From the entries below, please gather each line containing the string "меньше".

[Start Listed records]

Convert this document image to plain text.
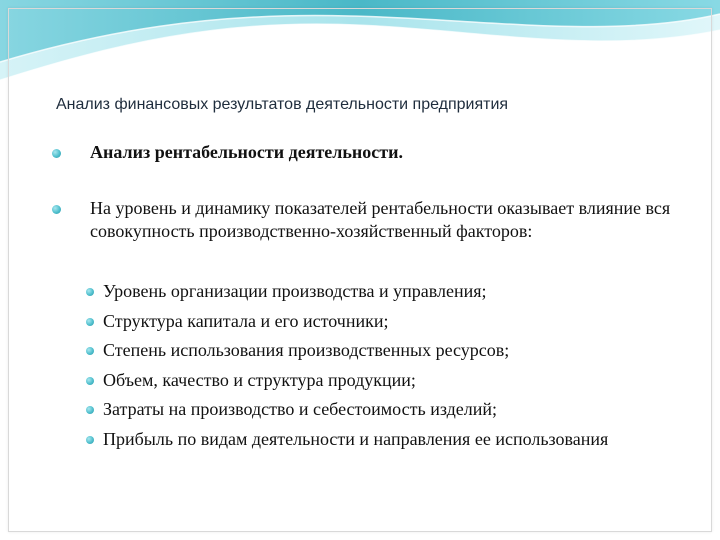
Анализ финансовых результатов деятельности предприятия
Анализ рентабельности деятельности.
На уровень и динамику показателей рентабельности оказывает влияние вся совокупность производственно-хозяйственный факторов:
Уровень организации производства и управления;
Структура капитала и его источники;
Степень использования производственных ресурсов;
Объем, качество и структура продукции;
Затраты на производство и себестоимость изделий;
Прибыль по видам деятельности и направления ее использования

[End Listed records]
[Start Listed records]

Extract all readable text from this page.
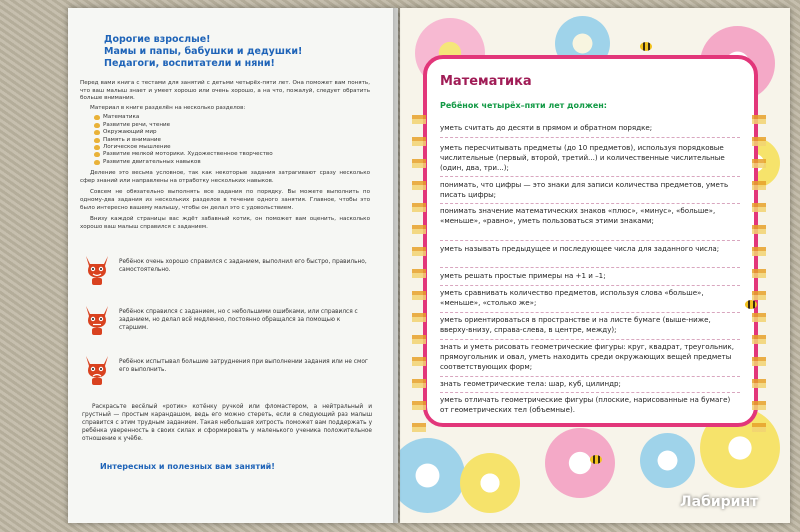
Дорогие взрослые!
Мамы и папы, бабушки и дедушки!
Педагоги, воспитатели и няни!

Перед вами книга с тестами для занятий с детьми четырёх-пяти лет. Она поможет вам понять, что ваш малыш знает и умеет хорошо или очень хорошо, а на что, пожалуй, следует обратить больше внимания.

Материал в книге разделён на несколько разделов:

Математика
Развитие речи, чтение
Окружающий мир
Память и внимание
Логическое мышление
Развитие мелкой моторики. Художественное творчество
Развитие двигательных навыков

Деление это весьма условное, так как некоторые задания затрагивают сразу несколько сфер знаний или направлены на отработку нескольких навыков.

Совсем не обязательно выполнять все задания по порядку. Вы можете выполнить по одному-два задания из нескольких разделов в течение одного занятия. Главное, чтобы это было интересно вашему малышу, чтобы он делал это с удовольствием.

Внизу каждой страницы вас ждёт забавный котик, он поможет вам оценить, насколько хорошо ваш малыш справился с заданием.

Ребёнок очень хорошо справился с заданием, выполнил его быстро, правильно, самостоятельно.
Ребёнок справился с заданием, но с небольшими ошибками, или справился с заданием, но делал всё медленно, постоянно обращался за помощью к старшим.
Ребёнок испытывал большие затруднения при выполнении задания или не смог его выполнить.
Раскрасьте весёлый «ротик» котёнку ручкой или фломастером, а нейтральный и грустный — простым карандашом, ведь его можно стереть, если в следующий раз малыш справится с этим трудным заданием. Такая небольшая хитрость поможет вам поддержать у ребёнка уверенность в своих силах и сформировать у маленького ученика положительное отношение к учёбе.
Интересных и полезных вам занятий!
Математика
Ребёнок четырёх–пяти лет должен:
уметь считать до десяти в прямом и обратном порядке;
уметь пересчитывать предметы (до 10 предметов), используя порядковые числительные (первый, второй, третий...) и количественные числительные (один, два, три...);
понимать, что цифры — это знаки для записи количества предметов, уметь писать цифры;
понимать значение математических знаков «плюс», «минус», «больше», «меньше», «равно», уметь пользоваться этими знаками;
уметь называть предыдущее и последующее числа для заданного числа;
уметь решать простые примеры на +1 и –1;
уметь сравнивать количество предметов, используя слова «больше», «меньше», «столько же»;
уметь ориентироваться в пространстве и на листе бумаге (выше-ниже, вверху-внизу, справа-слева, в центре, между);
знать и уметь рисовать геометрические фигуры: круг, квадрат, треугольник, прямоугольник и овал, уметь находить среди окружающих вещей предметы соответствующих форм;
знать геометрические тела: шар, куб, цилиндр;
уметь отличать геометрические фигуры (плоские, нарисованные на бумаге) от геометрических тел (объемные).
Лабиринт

[End Listed records]
[Start Listed records]

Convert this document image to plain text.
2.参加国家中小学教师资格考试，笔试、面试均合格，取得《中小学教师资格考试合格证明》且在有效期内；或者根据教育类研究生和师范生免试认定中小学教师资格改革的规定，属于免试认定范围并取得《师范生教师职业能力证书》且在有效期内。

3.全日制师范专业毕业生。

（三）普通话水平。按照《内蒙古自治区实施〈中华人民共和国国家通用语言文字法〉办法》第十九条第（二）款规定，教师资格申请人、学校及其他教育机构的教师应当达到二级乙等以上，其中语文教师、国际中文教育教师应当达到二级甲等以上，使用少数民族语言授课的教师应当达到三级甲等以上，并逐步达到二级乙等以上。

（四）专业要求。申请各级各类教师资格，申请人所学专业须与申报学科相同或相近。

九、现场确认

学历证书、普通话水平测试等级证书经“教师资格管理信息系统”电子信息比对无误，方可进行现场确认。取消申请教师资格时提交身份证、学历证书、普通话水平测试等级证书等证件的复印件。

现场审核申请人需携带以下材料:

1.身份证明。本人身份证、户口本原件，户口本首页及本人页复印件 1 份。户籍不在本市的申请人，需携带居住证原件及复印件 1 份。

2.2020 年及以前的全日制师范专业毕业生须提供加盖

[End Listed records]

- _Answer to this task_
понимать значение математических знаков «плюс», «минус», «больше», «меньше», «равно», уметь пользоваться этими знаками;
уметь сравнивать количество предметов, используя слова «больше», «меньше», «столько же»;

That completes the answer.